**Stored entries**
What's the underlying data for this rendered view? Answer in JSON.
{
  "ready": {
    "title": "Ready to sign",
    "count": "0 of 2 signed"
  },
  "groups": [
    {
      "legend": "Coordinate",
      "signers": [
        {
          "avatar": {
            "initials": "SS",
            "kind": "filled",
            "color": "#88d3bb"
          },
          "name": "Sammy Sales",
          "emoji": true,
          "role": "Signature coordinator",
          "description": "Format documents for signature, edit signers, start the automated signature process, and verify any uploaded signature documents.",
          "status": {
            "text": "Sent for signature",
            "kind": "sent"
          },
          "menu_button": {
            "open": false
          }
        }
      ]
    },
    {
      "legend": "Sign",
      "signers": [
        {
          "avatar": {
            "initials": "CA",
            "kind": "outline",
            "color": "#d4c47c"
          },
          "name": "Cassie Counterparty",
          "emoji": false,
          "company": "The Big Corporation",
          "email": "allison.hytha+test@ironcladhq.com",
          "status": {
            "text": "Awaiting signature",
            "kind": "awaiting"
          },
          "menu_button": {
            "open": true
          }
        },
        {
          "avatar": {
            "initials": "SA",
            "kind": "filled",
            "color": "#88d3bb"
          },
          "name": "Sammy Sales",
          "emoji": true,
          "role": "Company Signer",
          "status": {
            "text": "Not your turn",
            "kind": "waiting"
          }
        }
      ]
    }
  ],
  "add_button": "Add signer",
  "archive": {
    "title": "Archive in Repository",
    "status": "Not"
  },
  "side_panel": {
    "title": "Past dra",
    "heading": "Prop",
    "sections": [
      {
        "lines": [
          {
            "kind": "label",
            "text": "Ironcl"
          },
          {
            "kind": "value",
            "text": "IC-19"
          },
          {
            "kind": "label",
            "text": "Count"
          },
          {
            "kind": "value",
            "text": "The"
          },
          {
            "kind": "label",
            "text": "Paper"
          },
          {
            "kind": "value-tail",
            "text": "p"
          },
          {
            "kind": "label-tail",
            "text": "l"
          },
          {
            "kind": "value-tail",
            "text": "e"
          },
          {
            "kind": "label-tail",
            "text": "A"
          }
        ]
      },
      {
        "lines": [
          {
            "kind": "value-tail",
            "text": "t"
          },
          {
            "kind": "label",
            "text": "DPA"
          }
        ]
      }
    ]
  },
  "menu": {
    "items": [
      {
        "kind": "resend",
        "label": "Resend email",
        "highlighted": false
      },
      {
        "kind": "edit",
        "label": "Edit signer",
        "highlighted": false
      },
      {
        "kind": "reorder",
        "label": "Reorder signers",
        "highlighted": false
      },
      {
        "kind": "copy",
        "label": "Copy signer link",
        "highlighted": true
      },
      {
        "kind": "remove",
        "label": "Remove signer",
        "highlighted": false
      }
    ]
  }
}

**Stated task**
Faithfully reproduce all of the records, character for character.

**Exercise output**
What's the underlying data for this rendered view? Answer in JSON.
{
  "ready": {
    "title": "Ready to sign",
    "count": "0 of 2 signed"
  },
  "groups": [
    {
      "legend": "Coordinate",
      "signers": [
        {
          "avatar": {
            "initials": "SS",
            "kind": "filled",
            "color": "#88d3bb"
          },
          "name": "Sammy Sales",
          "emoji": true,
          "role": "Signature coordinator",
          "description": "Format documents for signature, edit signers, start the automated signature process, and verify any uploaded signature documents.",
          "status": {
            "text": "Sent for signature",
            "kind": "sent"
          },
          "menu_button": {
            "open": false
          }
        }
      ]
    },
    {
      "legend": "Sign",
      "signers": [
        {
          "avatar": {
            "initials": "CA",
            "kind": "outline",
            "color": "#d4c47c"
          },
          "name": "Cassie Counterparty",
          "emoji": false,
          "company": "The Big Corporation",
          "email": "allison.hytha+test@ironcladhq.com",
          "status": {
            "text": "Awaiting signature",
            "kind": "awaiting"
          },
          "menu_button": {
            "open": true
          }
        },
        {
          "avatar": {
            "initials": "SA",
            "kind": "filled",
            "color": "#88d3bb"
          },
          "name": "Sammy Sales",
          "emoji": true,
          "role": "Company Signer",
          "status": {
            "text": "Not your turn",
            "kind": "waiting"
          }
        }
      ]
    }
  ],
  "add_button": "Add signer",
  "archive": {
    "title": "Archive in Repository",
    "status": "Not"
  },
  "side_panel": {
    "title": "Past dra",
    "heading": "Prop",
    "sections": [
      {
        "lines": [
          {
            "kind": "label",
            "text": "Ironcl"
          },
          {
            "kind": "value",
            "text": "IC-19"
          },
          {
            "kind": "label",
            "text": "Count"
          },
          {
            "kind": "value",
            "text": "The"
          },
          {
            "kind": "label",
            "text": "Paper"
          },
          {
            "kind": "value-tail",
            "text": "p"
          },
          {
            "kind": "label-tail",
            "text": "l"
          },
          {
            "kind": "value-tail",
            "text": "e"
          },
          {
            "kind": "label-tail",
            "text": "A"
          }
        ]
      },
      {
        "lines": [
          {
            "kind": "value-tail",
            "text": "t"
          },
          {
            "kind": "label",
            "text": "DPA"
          }
        ]
      }
    ]
  },
  "menu": {
    "items": [
      {
        "kind": "resend",
        "label": "Resend email",
        "highlighted": false
      },
      {
        "kind": "edit",
        "label": "Edit signer",
        "highlighted": false
      },
      {
        "kind": "reorder",
        "label": "Reorder signers",
        "highlighted": false
      },
      {
        "kind": "copy",
        "label": "Copy signer link",
        "highlighted": true
      },
      {
        "kind": "remove",
        "label": "Remove signer",
        "highlighted": false
      }
    ]
  }
}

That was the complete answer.